## [INSTRUCTIONS TO FOLLOW]
Please recast every line of the entries below as a Markdown table with two columns, "No." for the row number and "Text" for the line, leaving out blank lines.

## START

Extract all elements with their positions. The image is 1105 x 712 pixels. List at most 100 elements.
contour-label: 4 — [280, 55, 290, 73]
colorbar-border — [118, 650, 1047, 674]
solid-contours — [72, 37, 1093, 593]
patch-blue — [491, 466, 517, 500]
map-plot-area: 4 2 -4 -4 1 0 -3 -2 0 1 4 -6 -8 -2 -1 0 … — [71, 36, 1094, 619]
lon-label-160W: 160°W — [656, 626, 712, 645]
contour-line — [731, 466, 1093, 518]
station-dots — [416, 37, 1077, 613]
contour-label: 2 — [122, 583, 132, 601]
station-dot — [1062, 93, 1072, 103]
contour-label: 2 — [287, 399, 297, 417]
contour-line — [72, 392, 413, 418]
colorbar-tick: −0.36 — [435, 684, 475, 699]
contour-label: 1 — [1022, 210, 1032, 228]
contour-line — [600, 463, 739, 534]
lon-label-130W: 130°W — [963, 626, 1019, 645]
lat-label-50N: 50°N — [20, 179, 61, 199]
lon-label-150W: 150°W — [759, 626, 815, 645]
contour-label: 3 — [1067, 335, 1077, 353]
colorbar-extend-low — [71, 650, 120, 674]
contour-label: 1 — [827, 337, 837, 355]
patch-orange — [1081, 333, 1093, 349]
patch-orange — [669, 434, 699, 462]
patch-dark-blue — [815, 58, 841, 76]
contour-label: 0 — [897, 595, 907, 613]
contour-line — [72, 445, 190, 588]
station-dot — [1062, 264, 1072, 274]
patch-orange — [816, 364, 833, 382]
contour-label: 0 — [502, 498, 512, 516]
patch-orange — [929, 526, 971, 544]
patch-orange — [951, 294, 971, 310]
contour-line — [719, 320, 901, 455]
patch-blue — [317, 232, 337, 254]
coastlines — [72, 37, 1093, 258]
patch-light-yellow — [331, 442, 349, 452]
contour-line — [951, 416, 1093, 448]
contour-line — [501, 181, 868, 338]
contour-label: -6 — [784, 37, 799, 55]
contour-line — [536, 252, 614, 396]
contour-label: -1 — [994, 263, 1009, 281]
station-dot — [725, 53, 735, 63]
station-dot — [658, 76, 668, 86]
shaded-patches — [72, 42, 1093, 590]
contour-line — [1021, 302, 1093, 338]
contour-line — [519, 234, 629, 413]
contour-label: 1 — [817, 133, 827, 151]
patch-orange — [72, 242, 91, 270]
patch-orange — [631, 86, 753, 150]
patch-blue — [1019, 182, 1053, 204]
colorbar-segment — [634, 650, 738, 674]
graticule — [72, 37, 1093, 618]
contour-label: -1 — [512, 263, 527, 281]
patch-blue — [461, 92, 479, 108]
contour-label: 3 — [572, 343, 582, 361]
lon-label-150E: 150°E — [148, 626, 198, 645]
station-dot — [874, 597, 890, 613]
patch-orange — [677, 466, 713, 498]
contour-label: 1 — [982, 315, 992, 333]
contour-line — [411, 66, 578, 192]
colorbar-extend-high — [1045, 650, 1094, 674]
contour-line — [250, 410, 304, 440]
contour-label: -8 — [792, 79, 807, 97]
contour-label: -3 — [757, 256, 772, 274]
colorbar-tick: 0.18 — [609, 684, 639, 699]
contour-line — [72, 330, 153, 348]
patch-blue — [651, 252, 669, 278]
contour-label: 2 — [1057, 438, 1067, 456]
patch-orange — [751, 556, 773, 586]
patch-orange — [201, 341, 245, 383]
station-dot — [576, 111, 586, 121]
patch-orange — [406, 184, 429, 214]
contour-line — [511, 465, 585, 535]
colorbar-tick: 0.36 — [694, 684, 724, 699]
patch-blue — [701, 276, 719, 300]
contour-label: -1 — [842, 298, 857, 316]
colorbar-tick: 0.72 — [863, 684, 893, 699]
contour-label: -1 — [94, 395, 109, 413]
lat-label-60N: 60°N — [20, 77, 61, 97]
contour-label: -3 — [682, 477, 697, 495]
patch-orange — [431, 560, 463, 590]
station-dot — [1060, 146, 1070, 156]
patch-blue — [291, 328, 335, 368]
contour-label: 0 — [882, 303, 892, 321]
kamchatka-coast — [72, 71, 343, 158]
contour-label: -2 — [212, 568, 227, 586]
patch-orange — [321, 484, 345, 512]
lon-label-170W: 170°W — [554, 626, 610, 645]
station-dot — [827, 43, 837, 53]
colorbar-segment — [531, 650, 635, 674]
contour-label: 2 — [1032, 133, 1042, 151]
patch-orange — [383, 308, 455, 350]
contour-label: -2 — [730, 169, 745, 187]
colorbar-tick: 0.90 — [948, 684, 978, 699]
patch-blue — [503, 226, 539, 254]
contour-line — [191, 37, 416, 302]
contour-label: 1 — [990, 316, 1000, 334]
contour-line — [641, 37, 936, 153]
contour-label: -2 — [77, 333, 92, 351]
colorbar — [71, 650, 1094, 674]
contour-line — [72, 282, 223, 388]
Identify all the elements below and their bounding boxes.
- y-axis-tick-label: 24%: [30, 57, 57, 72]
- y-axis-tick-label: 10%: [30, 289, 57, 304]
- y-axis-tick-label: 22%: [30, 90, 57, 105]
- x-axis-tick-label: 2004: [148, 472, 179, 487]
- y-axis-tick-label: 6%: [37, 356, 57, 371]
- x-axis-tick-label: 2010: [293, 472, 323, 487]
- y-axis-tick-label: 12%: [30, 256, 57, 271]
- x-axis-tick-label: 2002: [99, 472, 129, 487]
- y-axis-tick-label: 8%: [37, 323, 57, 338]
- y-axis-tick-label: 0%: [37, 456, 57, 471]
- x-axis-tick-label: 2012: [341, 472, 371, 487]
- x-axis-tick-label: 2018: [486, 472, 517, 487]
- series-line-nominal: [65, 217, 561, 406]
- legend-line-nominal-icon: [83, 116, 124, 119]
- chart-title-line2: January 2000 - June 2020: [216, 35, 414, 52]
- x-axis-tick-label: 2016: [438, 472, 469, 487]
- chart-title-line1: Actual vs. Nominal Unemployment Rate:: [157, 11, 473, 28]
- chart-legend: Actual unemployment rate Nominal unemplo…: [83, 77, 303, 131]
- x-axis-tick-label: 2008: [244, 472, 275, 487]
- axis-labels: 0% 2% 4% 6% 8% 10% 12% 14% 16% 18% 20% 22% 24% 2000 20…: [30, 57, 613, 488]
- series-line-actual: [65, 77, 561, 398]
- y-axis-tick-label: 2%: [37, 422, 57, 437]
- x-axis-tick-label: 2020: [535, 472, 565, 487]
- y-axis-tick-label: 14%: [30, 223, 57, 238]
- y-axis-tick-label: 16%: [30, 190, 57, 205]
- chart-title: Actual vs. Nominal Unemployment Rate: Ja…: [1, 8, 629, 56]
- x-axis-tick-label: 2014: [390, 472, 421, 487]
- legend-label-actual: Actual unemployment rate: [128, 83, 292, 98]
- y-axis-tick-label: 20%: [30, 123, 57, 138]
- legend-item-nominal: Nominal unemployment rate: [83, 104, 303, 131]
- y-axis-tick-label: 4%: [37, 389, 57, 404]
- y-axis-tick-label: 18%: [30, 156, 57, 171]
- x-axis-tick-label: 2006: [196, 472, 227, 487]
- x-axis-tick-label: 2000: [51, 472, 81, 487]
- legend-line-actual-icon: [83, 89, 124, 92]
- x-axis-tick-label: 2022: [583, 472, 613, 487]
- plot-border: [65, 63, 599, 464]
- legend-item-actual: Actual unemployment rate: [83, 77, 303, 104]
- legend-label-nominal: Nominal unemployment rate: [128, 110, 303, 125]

## END

## [SOLUTION]
| No. | Text |
|---|---|
| 1 | Extract all elements with their positions. The image is 1105 x 712 pixels. List at most 100 elements. |
| 2 | contour-label: 4 — [280, 55, 290, 73] |
| 3 | colorbar-border — [118, 650, 1047, 674] |
| 4 | solid-contours — [72, 37, 1093, 593] |
| 5 | patch-blue — [491, 466, 517, 500] |
| 6 | map-plot-area: 4 2 -4 -4 1 0 -3 -2 0 1 4 -6 -8 -2 -1 0 … — [71, 36, 1094, 619] |
| 7 | lon-label-160W: 160°W — [656, 626, 712, 645] |
| 8 | contour-line — [731, 466, 1093, 518] |
| 9 | station-dots — [416, 37, 1077, 613] |
| 10 | contour-label: 2 — [122, 583, 132, 601] |
| 11 | station-dot — [1062, 93, 1072, 103] |
| 12 | contour-label: 2 — [287, 399, 297, 417] |
| 13 | contour-line — [72, 392, 413, 418] |
| 14 | colorbar-tick: −0.36 — [435, 684, 475, 699] |
| 15 | contour-label: 1 — [1022, 210, 1032, 228] |
| 16 | contour-line — [600, 463, 739, 534] |
| 17 | lon-label-130W: 130°W — [963, 626, 1019, 645] |
| 18 | lat-label-50N: 50°N — [20, 179, 61, 199] |
| 19 | lon-label-150W: 150°W — [759, 626, 815, 645] |
| 20 | contour-label: 3 — [1067, 335, 1077, 353] |
| 21 | colorbar-extend-low — [71, 650, 120, 674] |
| 22 | contour-label: 1 — [827, 337, 837, 355] |
| 23 | patch-orange — [1081, 333, 1093, 349] |
| 24 | patch-orange — [669, 434, 699, 462] |
| 25 | patch-dark-blue — [815, 58, 841, 76] |
| 26 | contour-label: 0 — [897, 595, 907, 613] |
| 27 | contour-line — [72, 445, 190, 588] |
| 28 | station-dot — [1062, 264, 1072, 274] |
| 29 | patch-orange — [816, 364, 833, 382] |
| 30 | contour-label: 0 — [502, 498, 512, 516] |
| 31 | patch-orange — [929, 526, 971, 544] |
| 32 | patch-orange — [951, 294, 971, 310] |
| 33 | contour-line — [719, 320, 901, 455] |
| 34 | patch-blue — [317, 232, 337, 254] |
| 35 | coastlines — [72, 37, 1093, 258] |
| 36 | patch-light-yellow — [331, 442, 349, 452] |
| 37 | contour-line — [951, 416, 1093, 448] |
| 38 | contour-line — [501, 181, 868, 338] |
| 39 | contour-label: -6 — [784, 37, 799, 55] |
| 40 | contour-line — [536, 252, 614, 396] |
| 41 | contour-label: -1 — [994, 263, 1009, 281] |
| 42 | station-dot — [725, 53, 735, 63] |
| 43 | station-dot — [658, 76, 668, 86] |
| 44 | shaded-patches — [72, 42, 1093, 590] |
| 45 | contour-line — [1021, 302, 1093, 338] |
| 46 | contour-line — [519, 234, 629, 413] |
| 47 | contour-label: 1 — [817, 133, 827, 151] |
| 48 | patch-orange — [72, 242, 91, 270] |
| 49 | patch-orange — [631, 86, 753, 150] |
| 50 | patch-blue — [1019, 182, 1053, 204] |
| 51 | colorbar-segment — [634, 650, 738, 674] |
| 52 | graticule — [72, 37, 1093, 618] |
| 53 | contour-label: -1 — [512, 263, 527, 281] |
| 54 | patch-blue — [461, 92, 479, 108] |
| 55 | contour-label: 3 — [572, 343, 582, 361] |
| 56 | lon-label-150E: 150°E — [148, 626, 198, 645] |
| 57 | station-dot — [874, 597, 890, 613] |
| 58 | patch-orange — [677, 466, 713, 498] |
| 59 | contour-label: 1 — [982, 315, 992, 333] |
| 60 | contour-line — [411, 66, 578, 192] |
| 61 | colorbar-extend-high — [1045, 650, 1094, 674] |
| 62 | contour-line — [250, 410, 304, 440] |
| 63 | contour-label: -8 — [792, 79, 807, 97] |
| 64 | contour-label: -3 — [757, 256, 772, 274] |
| 65 | colorbar-tick: 0.18 — [609, 684, 639, 699] |
| 66 | contour-line — [72, 330, 153, 348] |
| 67 | patch-blue — [651, 252, 669, 278] |
| 68 | contour-label: 2 — [1057, 438, 1067, 456] |
| 69 | patch-orange — [751, 556, 773, 586] |
| 70 | patch-orange — [201, 341, 245, 383] |
| 71 | station-dot — [576, 111, 586, 121] |
| 72 | patch-orange — [406, 184, 429, 214] |
| 73 | contour-line — [511, 465, 585, 535] |
| 74 | colorbar-tick: 0.36 — [694, 684, 724, 699] |
| 75 | patch-blue — [701, 276, 719, 300] |
| 76 | contour-label: -1 — [842, 298, 857, 316] |
| 77 | colorbar-tick: 0.72 — [863, 684, 893, 699] |
| 78 | contour-label: -1 — [94, 395, 109, 413] |
| 79 | lat-label-60N: 60°N — [20, 77, 61, 97] |
| 80 | contour-label: -3 — [682, 477, 697, 495] |
| 81 | patch-orange — [431, 560, 463, 590] |
| 82 | station-dot — [1060, 146, 1070, 156] |
| 83 | patch-blue — [291, 328, 335, 368] |
| 84 | contour-label: 0 — [882, 303, 892, 321] |
| 85 | kamchatka-coast — [72, 71, 343, 158] |
| 86 | contour-label: -2 — [212, 568, 227, 586] |
| 87 | patch-orange — [321, 484, 345, 512] |
| 88 | lon-label-170W: 170°W — [554, 626, 610, 645] |
| 89 | station-dot — [827, 43, 837, 53] |
| 90 | colorbar-segment — [531, 650, 635, 674] |
| 91 | contour-label: 2 — [1032, 133, 1042, 151] |
| 92 | patch-orange — [383, 308, 455, 350] |
| 93 | contour-label: -2 — [730, 169, 745, 187] |
| 94 | colorbar-tick: 0.90 — [948, 684, 978, 699] |
| 95 | patch-blue — [503, 226, 539, 254] |
| 96 | contour-line — [191, 37, 416, 302] |
| 97 | contour-label: 1 — [990, 316, 1000, 334] |
| 98 | contour-line — [641, 37, 936, 153] |
| 99 | contour-label: -2 — [77, 333, 92, 351] |
| 100 | colorbar — [71, 650, 1094, 674] |
| 101 | contour-line — [72, 282, 223, 388] |
| 102 | Identify all the elements below and their bounding boxes. |
| 103 | - y-axis-tick-label: 24%: [30, 57, 57, 72] |
| 104 | - y-axis-tick-label: 10%: [30, 289, 57, 304] |
| 105 | - y-axis-tick-label: 22%: [30, 90, 57, 105] |
| 106 | - x-axis-tick-label: 2004: [148, 472, 179, 487] |
| 107 | - y-axis-tick-label: 6%: [37, 356, 57, 371] |
| 108 | - x-axis-tick-label: 2010: [293, 472, 323, 487] |
| 109 | - y-axis-tick-label: 12%: [30, 256, 57, 271] |
| 110 | - x-axis-tick-label: 2002: [99, 472, 129, 487] |
| 111 | - y-axis-tick-label: 8%: [37, 323, 57, 338] |
| 112 | - y-axis-tick-label: 0%: [37, 456, 57, 471] |
| 113 | - x-axis-tick-label: 2012: [341, 472, 371, 487] |
| 114 | - x-axis-tick-label: 2018: [486, 472, 517, 487] |
| 115 | - series-line-nominal: [65, 217, 561, 406] |
| 116 | - legend-line-nominal-icon: [83, 116, 124, 119] |
| 117 | - chart-title-line2: January 2000 - June 2020: [216, 35, 414, 52] |
| 118 | - x-axis-tick-label: 2016: [438, 472, 469, 487] |
| 119 | - chart-title-line1: Actual vs. Nominal Unemployment Rate:: [157, 11, 473, 28] |
| 120 | - chart-legend: Actual unemployment rate Nominal unemplo…: [83, 77, 303, 131] |
| 121 | - x-axis-tick-label: 2008: [244, 472, 275, 487] |
| 122 | - axis-labels: 0% 2% 4% 6% 8% 10% 12% 14% 16% 18% 20% 22% 24% 2000 20…: [30, 57, 613, 488] |
| 123 | - series-line-actual: [65, 77, 561, 398] |
| 124 | - y-axis-tick-label: 2%: [37, 422, 57, 437] |
| 125 | - x-axis-tick-label: 2020: [535, 472, 565, 487] |
| 126 | - y-axis-tick-label: 14%: [30, 223, 57, 238] |
| 127 | - y-axis-tick-label: 16%: [30, 190, 57, 205] |
| 128 | - chart-title: Actual vs. Nominal Unemployment Rate: Ja…: [1, 8, 629, 56] |
| 129 | - x-axis-tick-label: 2014: [390, 472, 421, 487] |
| 130 | - legend-label-actual: Actual unemployment rate: [128, 83, 292, 98] |
| 131 | - y-axis-tick-label: 20%: [30, 123, 57, 138] |
| 132 | - legend-item-nominal: Nominal unemployment rate: [83, 104, 303, 131] |
| 133 | - y-axis-tick-label: 4%: [37, 389, 57, 404] |
| 134 | - y-axis-tick-label: 18%: [30, 156, 57, 171] |
| 135 | - x-axis-tick-label: 2006: [196, 472, 227, 487] |
| 136 | - x-axis-tick-label: 2000: [51, 472, 81, 487] |
| 137 | - legend-line-actual-icon: [83, 89, 124, 92] |
| 138 | - x-axis-tick-label: 2022: [583, 472, 613, 487] |
| 139 | - plot-border: [65, 63, 599, 464] |
| 140 | - legend-item-actual: Actual unemployment rate: [83, 77, 303, 104] |
| 141 | - legend-label-nominal: Nominal unemployment rate: [128, 110, 303, 125] |